Output the records exactly as they appear, with no pictures included.

Working data
--------------------------------------------------

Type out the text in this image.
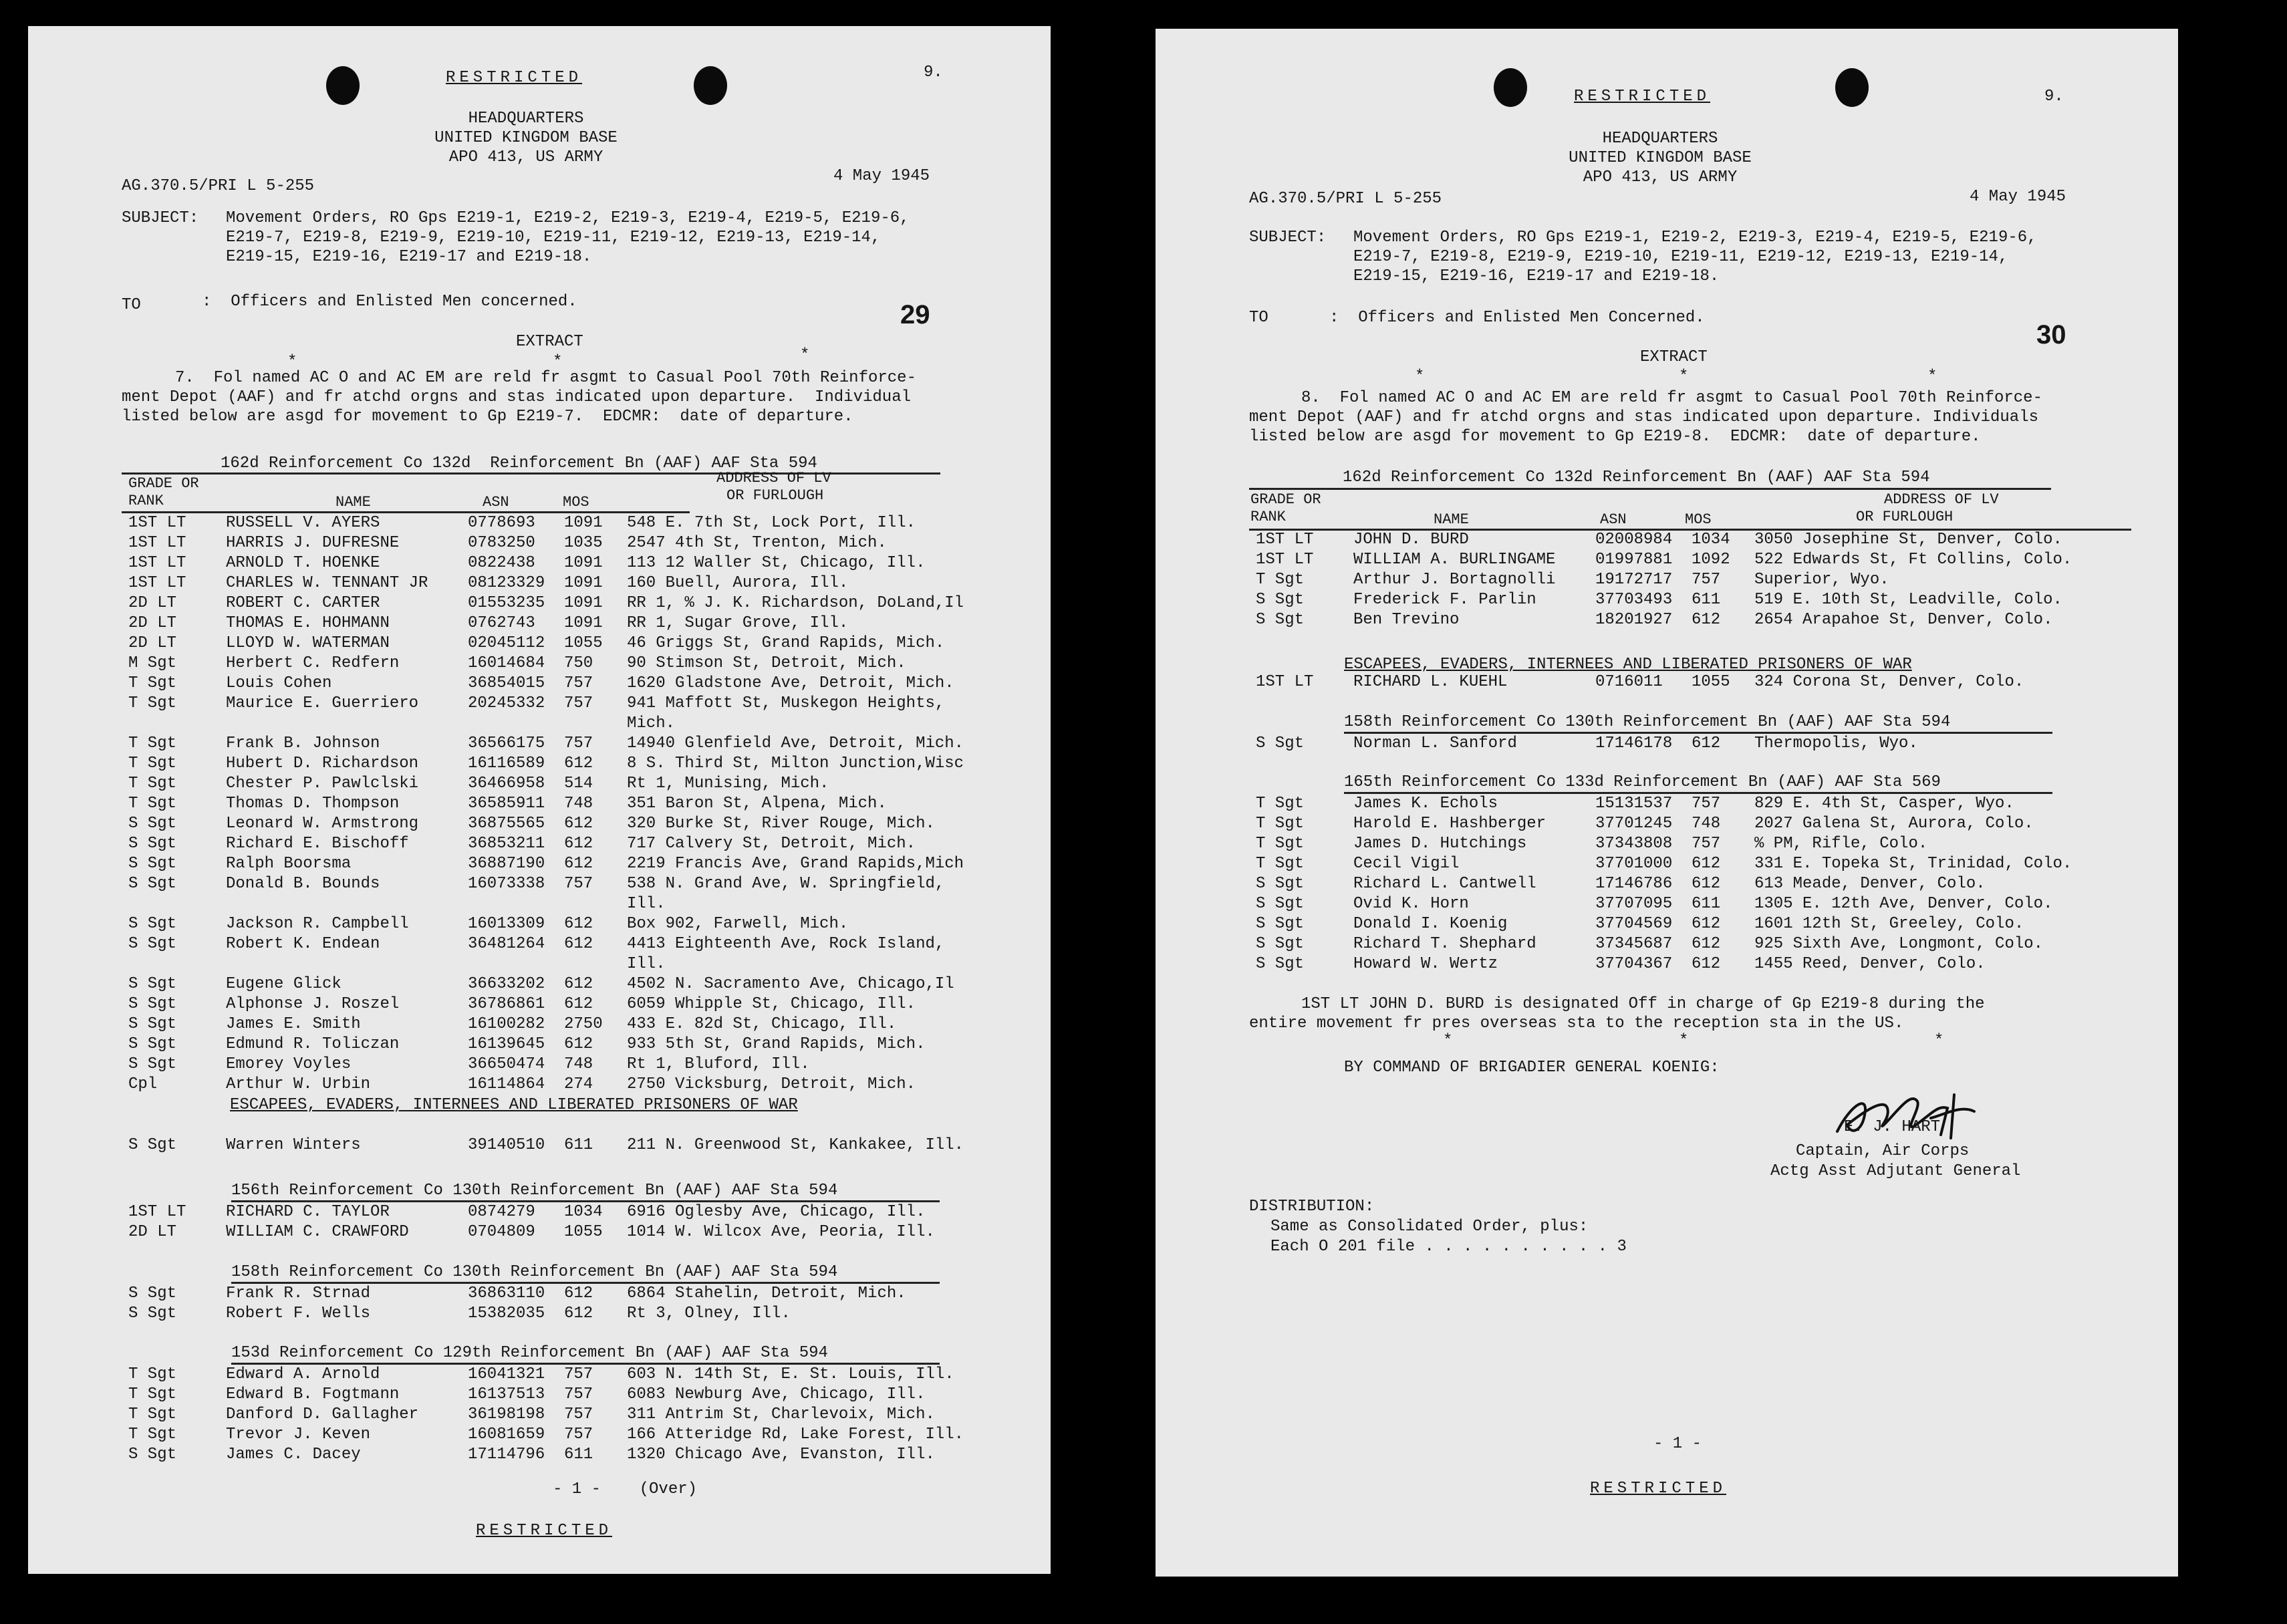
RESTRICTED	9.
HEADQUARTERS
UNITED KINGDOM BASE
APO 413, US ARMY
AG.370.5/PRI L 5-255
4 May 1945
SUBJECT: Movement Orders, RO Gps E219-1, E219-2, E219-3, E219-4, E219-5, E219-6,
E219-7, E219-8, E219-9, E219-10, E219-11, E219-12, E219-13, E219-14,
E219-15, E219-16, E219-17 and E219-18.
TO	:  Officers and Enlisted Men concerned.	29
EXTRACT
*	*	*
7.  Fol named AC O and AC EM are reld fr asgmt to Casual Pool 70th Reinforce-
ment Depot (AAF) and fr atchd orgns and stas indicated upon departure.  Individual
listed below are asgd for movement to Gp E219-7.  EDCMR:  date of departure.
162d Reinforcement Co 132d  Reinforcement Bn (AAF) AAF Sta 594
GRADE OR
RANK	NAME	ASN	MOS
ADDRESS OF LV
OR FURLOUGH
1ST LT	RUSSELL V. AYERS	0778693	1091	548 E. 7th St, Lock Port, Ill.
1ST LT	HARRIS J. DUFRESNE	0783250	1035	2547 4th St, Trenton, Mich.
1ST LT	ARNOLD T. HOENKE	0822438	1091	113 12 Waller St, Chicago, Ill.
1ST LT	CHARLES W. TENNANT JR	08123329	1091	160 Buell, Aurora, Ill.
2D LT	ROBERT C. CARTER	01553235	1091	RR 1, % J. K. Richardson, DoLand,Il
2D LT	THOMAS E. HOHMANN	0762743	1091	RR 1, Sugar Grove, Ill.
2D LT	LLOYD W. WATERMAN	02045112	1055	46 Griggs St, Grand Rapids, Mich.
M Sgt	Herbert C. Redfern	16014684	750	90 Stimson St, Detroit, Mich.
T Sgt	Louis Cohen	36854015	757	1620 Gladstone Ave, Detroit, Mich.
T Sgt	Maurice E. Guerriero	20245332	757	941 Maffott St, Muskegon Heights,
				Mich.
T Sgt	Frank B. Johnson	36566175	757	14940 Glenfield Ave, Detroit, Mich.
T Sgt	Hubert D. Richardson	16116589	612	8 S. Third St, Milton Junction,Wisc
T Sgt	Chester P. Pawlclski	36466958	514	Rt 1, Munising, Mich.
T Sgt	Thomas D. Thompson	36585911	748	351 Baron St, Alpena, Mich.
S Sgt	Leonard W. Armstrong	36875565	612	320 Burke St, River Rouge, Mich.
S Sgt	Richard E. Bischoff	36853211	612	717 Calvery St, Detroit, Mich.
S Sgt	Ralph Boorsma	36887190	612	2219 Francis Ave, Grand Rapids,Mich
S Sgt	Donald B. Bounds	16073338	757	538 N. Grand Ave, W. Springfield,
				Ill.
S Sgt	Jackson R. Campbell	16013309	612	Box 902, Farwell, Mich.
S Sgt	Robert K. Endean	36481264	612	4413 Eighteenth Ave, Rock Island,
				Ill.
S Sgt	Eugene Glick	36633202	612	4502 N. Sacramento Ave, Chicago,Il
S Sgt	Alphonse J. Roszel	36786861	612	6059 Whipple St, Chicago, Ill.
S Sgt	James E. Smith	16100282	2750	433 E. 82d St, Chicago, Ill.
S Sgt	Edmund R. Toliczan	16139645	612	933 5th St, Grand Rapids, Mich.
S Sgt	Emorey Voyles	36650474	748	Rt 1, Bluford, Ill.
Cpl	Arthur W. Urbin	16114864	274	2750 Vicksburg, Detroit, Mich.
ESCAPEES, EVADERS, INTERNEES AND LIBERATED PRISONERS OF WAR
S Sgt	Warren Winters	39140510	611	211 N. Greenwood St, Kankakee, Ill.
156th Reinforcement Co 130th Reinforcement Bn (AAF) AAF Sta 594
1ST LT	RICHARD C. TAYLOR	0874279	1034	6916 Oglesby Ave, Chicago, Ill.
2D LT	WILLIAM C. CRAWFORD	0704809	1055	1014 W. Wilcox Ave, Peoria, Ill.
158th Reinforcement Co 130th Reinforcement Bn (AAF) AAF Sta 594
S Sgt	Frank R. Strnad	36863110	612	6864 Stahelin, Detroit, Mich.
S Sgt	Robert F. Wells	15382035	612	Rt 3, Olney, Ill.
153d Reinforcement Co 129th Reinforcement Bn (AAF) AAF Sta 594
T Sgt	Edward A. Arnold	16041321	757	603 N. 14th St, E. St. Louis, Ill.
T Sgt	Edward B. Fogtmann	16137513	757	6083 Newburg Ave, Chicago, Ill.
T Sgt	Danford D. Gallagher	36198198	757	311 Antrim St, Charlevoix, Mich.
T Sgt	Trevor J. Keven	16081659	757	166 Atteridge Rd, Lake Forest, Ill.
S Sgt	James C. Dacey	17114796	611	1320 Chicago Ave, Evanston, Ill.
- 1 -    (Over)
RESTRICTED
RESTRICTED	9.
HEADQUARTERS
UNITED KINGDOM BASE
APO 413, US ARMY
AG.370.5/PRI L 5-255	4 May 1945
SUBJECT: Movement Orders, RO Gps E219-1, E219-2, E219-3, E219-4, E219-5, E219-6,
E219-7, E219-8, E219-9, E219-10, E219-11, E219-12, E219-13, E219-14,
E219-15, E219-16, E219-17 and E219-18.
TO	:  Officers and Enlisted Men Concerned.
30
EXTRACT
*	*	*
8.  Fol named AC O and AC EM are reld fr asgmt to Casual Pool 70th Reinforce-
ment Depot (AAF) and fr atchd orgns and stas indicated upon departure. Individuals
listed below are asgd for movement to Gp E219-8.  EDCMR:  date of departure.
162d Reinforcement Co 132d Reinforcement Bn (AAF) AAF Sta 594
GRADE OR
RANK	NAME	ASN	MOS
ADDRESS OF LV
OR FURLOUGH
1ST LT	JOHN D. BURD	02008984	1034	3050 Josephine St, Denver, Colo.
1ST LT	WILLIAM A. BURLINGAME	01997881	1092	522 Edwards St, Ft Collins, Colo.
T Sgt	Arthur J. Bortagnolli	19172717	757	Superior, Wyo.
S Sgt	Frederick F. Parlin	37703493	611	519 E. 10th St, Leadville, Colo.
S Sgt	Ben Trevino	18201927	612	2654 Arapahoe St, Denver, Colo.
ESCAPEES, EVADERS, INTERNEES AND LIBERATED PRISONERS OF WAR
1ST LT	RICHARD L. KUEHL	0716011	1055	324 Corona St, Denver, Colo.
158th Reinforcement Co 130th Reinforcement Bn (AAF) AAF Sta 594
S Sgt	Norman L. Sanford	17146178	612	Thermopolis, Wyo.
165th Reinforcement Co 133d Reinforcement Bn (AAF) AAF Sta 569
T Sgt	James K. Echols	15131537	757	829 E. 4th St, Casper, Wyo.
T Sgt	Harold E. Hashberger	37701245	748	2027 Galena St, Aurora, Colo.
T Sgt	James D. Hutchings	37343808	757	% PM, Rifle, Colo.
T Sgt	Cecil Vigil	37701000	612	331 E. Topeka St, Trinidad, Colo.
S Sgt	Richard L. Cantwell	17146786	612	613 Meade, Denver, Colo.
S Sgt	Ovid K. Horn	37707095	611	1305 E. 12th Ave, Denver, Colo.
S Sgt	Donald I. Koenig	37704569	612	1601 12th St, Greeley, Colo.
S Sgt	Richard T. Shephard	37345687	612	925 Sixth Ave, Longmont, Colo.
S Sgt	Howard W. Wertz	37704367	612	1455 Reed, Denver, Colo.
1ST LT JOHN D. BURD is designated Off in charge of Gp E219-8 during the
entire movement fr pres overseas sta to the reception sta in the US.
*	*	*
BY COMMAND OF BRIGADIER GENERAL KOENIG:
E. J. HART
Captain, Air Corps
Actg Asst Adjutant General
DISTRIBUTION:
Same as Consolidated Order, plus:
Each O 201 file . . . . . . . . . . 3
- 1 -
RESTRICTED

--------------------------------------------------

Reply
Type out the text in this image.
RESTRICTED	9.
HEADQUARTERS
UNITED KINGDOM BASE
APO 413, US ARMY
AG.370.5/PRI L 5-255
4 May 1945
SUBJECT: Movement Orders, RO Gps E219-1, E219-2, E219-3, E219-4, E219-5, E219-6,
E219-7, E219-8, E219-9, E219-10, E219-11, E219-12, E219-13, E219-14,
E219-15, E219-16, E219-17 and E219-18.
TO	:  Officers and Enlisted Men concerned.	29
EXTRACT
*	*	*
7.  Fol named AC O and AC EM are reld fr asgmt to Casual Pool 70th Reinforce-
ment Depot (AAF) and fr atchd orgns and stas indicated upon departure.  Individual
listed below are asgd for movement to Gp E219-7.  EDCMR:  date of departure.
162d Reinforcement Co 132d  Reinforcement Bn (AAF) AAF Sta 594
GRADE OR
RANK	NAME	ASN	MOS
ADDRESS OF LV
OR FURLOUGH
1ST LT	RUSSELL V. AYERS	0778693	1091	548 E. 7th St, Lock Port, Ill.
1ST LT	HARRIS J. DUFRESNE	0783250	1035	2547 4th St, Trenton, Mich.
1ST LT	ARNOLD T. HOENKE	0822438	1091	113 12 Waller St, Chicago, Ill.
1ST LT	CHARLES W. TENNANT JR	08123329	1091	160 Buell, Aurora, Ill.
2D LT	ROBERT C. CARTER	01553235	1091	RR 1, % J. K. Richardson, DoLand,Il
2D LT	THOMAS E. HOHMANN	0762743	1091	RR 1, Sugar Grove, Ill.
2D LT	LLOYD W. WATERMAN	02045112	1055	46 Griggs St, Grand Rapids, Mich.
M Sgt	Herbert C. Redfern	16014684	750	90 Stimson St, Detroit, Mich.
T Sgt	Louis Cohen	36854015	757	1620 Gladstone Ave, Detroit, Mich.
T Sgt	Maurice E. Guerriero	20245332	757	941 Maffott St, Muskegon Heights,
				Mich.
T Sgt	Frank B. Johnson	36566175	757	14940 Glenfield Ave, Detroit, Mich.
T Sgt	Hubert D. Richardson	16116589	612	8 S. Third St, Milton Junction,Wisc
T Sgt	Chester P. Pawlclski	36466958	514	Rt 1, Munising, Mich.
T Sgt	Thomas D. Thompson	36585911	748	351 Baron St, Alpena, Mich.
S Sgt	Leonard W. Armstrong	36875565	612	320 Burke St, River Rouge, Mich.
S Sgt	Richard E. Bischoff	36853211	612	717 Calvery St, Detroit, Mich.
S Sgt	Ralph Boorsma	36887190	612	2219 Francis Ave, Grand Rapids,Mich
S Sgt	Donald B. Bounds	16073338	757	538 N. Grand Ave, W. Springfield,
				Ill.
S Sgt	Jackson R. Campbell	16013309	612	Box 902, Farwell, Mich.
S Sgt	Robert K. Endean	36481264	612	4413 Eighteenth Ave, Rock Island,
				Ill.
S Sgt	Eugene Glick	36633202	612	4502 N. Sacramento Ave, Chicago,Il
S Sgt	Alphonse J. Roszel	36786861	612	6059 Whipple St, Chicago, Ill.
S Sgt	James E. Smith	16100282	2750	433 E. 82d St, Chicago, Ill.
S Sgt	Edmund R. Toliczan	16139645	612	933 5th St, Grand Rapids, Mich.
S Sgt	Emorey Voyles	36650474	748	Rt 1, Bluford, Ill.
Cpl	Arthur W. Urbin	16114864	274	2750 Vicksburg, Detroit, Mich.
ESCAPEES, EVADERS, INTERNEES AND LIBERATED PRISONERS OF WAR
S Sgt	Warren Winters	39140510	611	211 N. Greenwood St, Kankakee, Ill.
156th Reinforcement Co 130th Reinforcement Bn (AAF) AAF Sta 594
1ST LT	RICHARD C. TAYLOR	0874279	1034	6916 Oglesby Ave, Chicago, Ill.
2D LT	WILLIAM C. CRAWFORD	0704809	1055	1014 W. Wilcox Ave, Peoria, Ill.
158th Reinforcement Co 130th Reinforcement Bn (AAF) AAF Sta 594
S Sgt	Frank R. Strnad	36863110	612	6864 Stahelin, Detroit, Mich.
S Sgt	Robert F. Wells	15382035	612	Rt 3, Olney, Ill.
153d Reinforcement Co 129th Reinforcement Bn (AAF) AAF Sta 594
T Sgt	Edward A. Arnold	16041321	757	603 N. 14th St, E. St. Louis, Ill.
T Sgt	Edward B. Fogtmann	16137513	757	6083 Newburg Ave, Chicago, Ill.
T Sgt	Danford D. Gallagher	36198198	757	311 Antrim St, Charlevoix, Mich.
T Sgt	Trevor J. Keven	16081659	757	166 Atteridge Rd, Lake Forest, Ill.
S Sgt	James C. Dacey	17114796	611	1320 Chicago Ave, Evanston, Ill.
- 1 -    (Over)
RESTRICTED
RESTRICTED	9.
HEADQUARTERS
UNITED KINGDOM BASE
APO 413, US ARMY
AG.370.5/PRI L 5-255	4 May 1945
SUBJECT: Movement Orders, RO Gps E219-1, E219-2, E219-3, E219-4, E219-5, E219-6,
E219-7, E219-8, E219-9, E219-10, E219-11, E219-12, E219-13, E219-14,
E219-15, E219-16, E219-17 and E219-18.
TO	:  Officers and Enlisted Men Concerned.
30
EXTRACT
*	*	*
8.  Fol named AC O and AC EM are reld fr asgmt to Casual Pool 70th Reinforce-
ment Depot (AAF) and fr atchd orgns and stas indicated upon departure. Individuals
listed below are asgd for movement to Gp E219-8.  EDCMR:  date of departure.
162d Reinforcement Co 132d Reinforcement Bn (AAF) AAF Sta 594
GRADE OR
RANK	NAME	ASN	MOS
ADDRESS OF LV
OR FURLOUGH
1ST LT	JOHN D. BURD	02008984	1034	3050 Josephine St, Denver, Colo.
1ST LT	WILLIAM A. BURLINGAME	01997881	1092	522 Edwards St, Ft Collins, Colo.
T Sgt	Arthur J. Bortagnolli	19172717	757	Superior, Wyo.
S Sgt	Frederick F. Parlin	37703493	611	519 E. 10th St, Leadville, Colo.
S Sgt	Ben Trevino	18201927	612	2654 Arapahoe St, Denver, Colo.
ESCAPEES, EVADERS, INTERNEES AND LIBERATED PRISONERS OF WAR
1ST LT	RICHARD L. KUEHL	0716011	1055	324 Corona St, Denver, Colo.
158th Reinforcement Co 130th Reinforcement Bn (AAF) AAF Sta 594
S Sgt	Norman L. Sanford	17146178	612	Thermopolis, Wyo.
165th Reinforcement Co 133d Reinforcement Bn (AAF) AAF Sta 569
T Sgt	James K. Echols	15131537	757	829 E. 4th St, Casper, Wyo.
T Sgt	Harold E. Hashberger	37701245	748	2027 Galena St, Aurora, Colo.
T Sgt	James D. Hutchings	37343808	757	% PM, Rifle, Colo.
T Sgt	Cecil Vigil	37701000	612	331 E. Topeka St, Trinidad, Colo.
S Sgt	Richard L. Cantwell	17146786	612	613 Meade, Denver, Colo.
S Sgt	Ovid K. Horn	37707095	611	1305 E. 12th Ave, Denver, Colo.
S Sgt	Donald I. Koenig	37704569	612	1601 12th St, Greeley, Colo.
S Sgt	Richard T. Shephard	37345687	612	925 Sixth Ave, Longmont, Colo.
S Sgt	Howard W. Wertz	37704367	612	1455 Reed, Denver, Colo.
1ST LT JOHN D. BURD is designated Off in charge of Gp E219-8 during the
entire movement fr pres overseas sta to the reception sta in the US.
*	*	*
BY COMMAND OF BRIGADIER GENERAL KOENIG:
E. J. HART
Captain, Air Corps
Actg Asst Adjutant General
DISTRIBUTION:
Same as Consolidated Order, plus:
Each O 201 file . . . . . . . . . . 3
- 1 -
RESTRICTED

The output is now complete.